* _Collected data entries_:
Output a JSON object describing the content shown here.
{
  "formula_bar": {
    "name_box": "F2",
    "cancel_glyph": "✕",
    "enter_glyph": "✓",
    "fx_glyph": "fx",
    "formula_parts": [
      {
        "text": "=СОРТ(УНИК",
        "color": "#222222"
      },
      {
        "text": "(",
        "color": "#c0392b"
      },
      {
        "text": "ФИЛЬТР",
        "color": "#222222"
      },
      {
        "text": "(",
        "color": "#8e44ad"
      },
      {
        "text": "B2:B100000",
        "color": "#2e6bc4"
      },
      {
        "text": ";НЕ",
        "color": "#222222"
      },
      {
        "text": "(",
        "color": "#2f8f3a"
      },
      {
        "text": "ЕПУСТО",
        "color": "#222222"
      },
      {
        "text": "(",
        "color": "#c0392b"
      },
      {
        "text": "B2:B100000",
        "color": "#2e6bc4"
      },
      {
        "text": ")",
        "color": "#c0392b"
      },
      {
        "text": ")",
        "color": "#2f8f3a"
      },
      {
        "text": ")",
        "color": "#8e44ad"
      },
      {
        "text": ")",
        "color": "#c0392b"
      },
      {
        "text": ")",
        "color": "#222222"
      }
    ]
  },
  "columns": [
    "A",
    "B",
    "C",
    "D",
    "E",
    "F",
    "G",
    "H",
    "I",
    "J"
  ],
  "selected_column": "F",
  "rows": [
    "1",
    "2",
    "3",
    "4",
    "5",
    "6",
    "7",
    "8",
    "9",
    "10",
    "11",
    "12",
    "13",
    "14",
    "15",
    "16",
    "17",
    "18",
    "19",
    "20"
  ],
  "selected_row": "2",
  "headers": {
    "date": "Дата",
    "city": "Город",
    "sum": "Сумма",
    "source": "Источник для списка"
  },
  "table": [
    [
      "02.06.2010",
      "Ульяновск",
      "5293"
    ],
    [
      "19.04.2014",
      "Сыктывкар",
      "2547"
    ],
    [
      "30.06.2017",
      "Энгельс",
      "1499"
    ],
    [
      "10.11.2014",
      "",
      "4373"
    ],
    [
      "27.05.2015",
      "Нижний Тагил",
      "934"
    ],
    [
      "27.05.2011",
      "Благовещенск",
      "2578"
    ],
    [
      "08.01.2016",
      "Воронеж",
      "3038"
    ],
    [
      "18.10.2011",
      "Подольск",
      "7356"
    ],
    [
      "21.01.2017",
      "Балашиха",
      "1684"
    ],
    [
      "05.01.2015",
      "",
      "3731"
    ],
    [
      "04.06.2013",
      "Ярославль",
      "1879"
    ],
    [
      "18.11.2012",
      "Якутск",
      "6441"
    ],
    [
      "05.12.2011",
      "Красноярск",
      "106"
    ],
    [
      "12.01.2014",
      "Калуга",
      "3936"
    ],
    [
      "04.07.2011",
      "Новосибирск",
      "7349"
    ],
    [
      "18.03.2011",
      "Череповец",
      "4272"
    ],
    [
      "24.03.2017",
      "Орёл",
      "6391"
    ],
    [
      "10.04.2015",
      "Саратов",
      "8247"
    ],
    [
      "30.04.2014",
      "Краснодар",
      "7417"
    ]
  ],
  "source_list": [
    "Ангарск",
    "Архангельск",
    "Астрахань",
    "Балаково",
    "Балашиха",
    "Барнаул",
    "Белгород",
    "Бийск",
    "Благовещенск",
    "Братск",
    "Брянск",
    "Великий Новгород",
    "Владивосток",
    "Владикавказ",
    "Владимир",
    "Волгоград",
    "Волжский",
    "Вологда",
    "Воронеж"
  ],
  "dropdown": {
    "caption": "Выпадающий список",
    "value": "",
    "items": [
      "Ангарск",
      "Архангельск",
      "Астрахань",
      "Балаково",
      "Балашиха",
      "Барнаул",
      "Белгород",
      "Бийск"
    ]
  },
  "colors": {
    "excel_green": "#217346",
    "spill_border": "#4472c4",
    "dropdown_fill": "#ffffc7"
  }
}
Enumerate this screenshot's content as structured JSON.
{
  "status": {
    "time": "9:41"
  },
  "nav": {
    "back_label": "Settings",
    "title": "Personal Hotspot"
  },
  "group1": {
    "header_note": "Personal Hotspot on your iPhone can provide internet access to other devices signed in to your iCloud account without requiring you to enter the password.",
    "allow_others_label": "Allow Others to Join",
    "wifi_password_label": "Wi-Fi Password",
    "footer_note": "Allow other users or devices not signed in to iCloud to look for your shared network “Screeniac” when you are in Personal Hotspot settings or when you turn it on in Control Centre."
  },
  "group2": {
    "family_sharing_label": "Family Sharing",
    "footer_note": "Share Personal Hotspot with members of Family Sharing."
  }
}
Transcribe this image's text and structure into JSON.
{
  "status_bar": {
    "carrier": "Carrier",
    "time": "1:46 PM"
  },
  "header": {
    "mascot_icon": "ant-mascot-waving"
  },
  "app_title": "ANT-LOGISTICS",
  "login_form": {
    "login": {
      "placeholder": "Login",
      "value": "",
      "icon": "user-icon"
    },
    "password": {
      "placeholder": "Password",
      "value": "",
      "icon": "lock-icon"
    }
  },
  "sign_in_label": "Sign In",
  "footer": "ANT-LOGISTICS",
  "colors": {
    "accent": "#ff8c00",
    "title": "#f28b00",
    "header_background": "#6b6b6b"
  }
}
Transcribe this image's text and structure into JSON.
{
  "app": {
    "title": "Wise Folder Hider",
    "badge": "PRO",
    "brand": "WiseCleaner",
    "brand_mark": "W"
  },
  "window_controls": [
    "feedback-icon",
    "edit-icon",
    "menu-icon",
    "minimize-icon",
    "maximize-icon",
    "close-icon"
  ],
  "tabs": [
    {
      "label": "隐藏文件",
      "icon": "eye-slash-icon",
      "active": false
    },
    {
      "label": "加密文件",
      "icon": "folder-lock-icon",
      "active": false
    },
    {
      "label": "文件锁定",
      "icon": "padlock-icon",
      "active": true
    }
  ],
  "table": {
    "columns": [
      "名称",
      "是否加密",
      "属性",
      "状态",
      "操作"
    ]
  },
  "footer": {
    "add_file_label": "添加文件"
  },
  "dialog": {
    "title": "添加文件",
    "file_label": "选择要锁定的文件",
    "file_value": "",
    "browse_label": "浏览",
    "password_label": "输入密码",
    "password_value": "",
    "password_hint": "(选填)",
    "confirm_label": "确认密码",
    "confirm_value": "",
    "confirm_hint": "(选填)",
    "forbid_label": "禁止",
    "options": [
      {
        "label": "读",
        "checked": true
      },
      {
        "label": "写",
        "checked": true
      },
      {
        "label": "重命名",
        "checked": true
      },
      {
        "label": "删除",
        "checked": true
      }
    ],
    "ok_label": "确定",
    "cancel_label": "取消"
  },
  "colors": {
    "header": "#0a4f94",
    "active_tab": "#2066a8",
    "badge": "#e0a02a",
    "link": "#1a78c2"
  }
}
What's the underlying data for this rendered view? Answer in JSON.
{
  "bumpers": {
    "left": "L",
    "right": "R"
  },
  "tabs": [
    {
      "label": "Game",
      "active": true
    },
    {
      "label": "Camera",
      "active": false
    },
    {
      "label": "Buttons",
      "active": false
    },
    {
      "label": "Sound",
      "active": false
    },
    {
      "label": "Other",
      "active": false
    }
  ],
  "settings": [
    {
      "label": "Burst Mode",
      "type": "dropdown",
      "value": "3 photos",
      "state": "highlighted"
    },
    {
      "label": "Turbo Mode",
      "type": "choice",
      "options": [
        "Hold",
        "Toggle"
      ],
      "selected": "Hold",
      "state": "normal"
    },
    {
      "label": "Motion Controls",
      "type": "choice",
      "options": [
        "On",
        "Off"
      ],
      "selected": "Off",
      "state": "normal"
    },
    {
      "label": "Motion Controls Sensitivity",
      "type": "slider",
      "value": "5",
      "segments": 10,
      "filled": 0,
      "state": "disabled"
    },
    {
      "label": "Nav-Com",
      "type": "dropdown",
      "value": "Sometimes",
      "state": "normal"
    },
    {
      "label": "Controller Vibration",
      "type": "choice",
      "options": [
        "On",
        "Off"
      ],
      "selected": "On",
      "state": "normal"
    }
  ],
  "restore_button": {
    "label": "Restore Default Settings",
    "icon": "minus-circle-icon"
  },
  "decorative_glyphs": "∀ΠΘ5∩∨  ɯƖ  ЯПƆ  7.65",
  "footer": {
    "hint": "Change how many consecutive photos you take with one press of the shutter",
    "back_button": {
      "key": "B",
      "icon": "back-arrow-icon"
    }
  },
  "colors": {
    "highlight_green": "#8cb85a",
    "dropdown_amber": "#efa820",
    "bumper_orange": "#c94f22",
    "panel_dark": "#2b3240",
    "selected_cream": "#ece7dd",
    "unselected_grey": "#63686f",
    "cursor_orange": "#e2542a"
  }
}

* _What is required_: Select every line of the material above holding the word "iCloud" and copy it.

* _Finished answer_:
    "header_note": "Personal Hotspot on your iPhone can provide internet access to other devices signed in to your iCloud account without requiring you to enter the password.",
    "footer_note": "Allow other users or devices not signed in to iCloud to look for your shared network “Screeniac” when you are in Personal Hotspot settings or when you turn it on in Control Centre."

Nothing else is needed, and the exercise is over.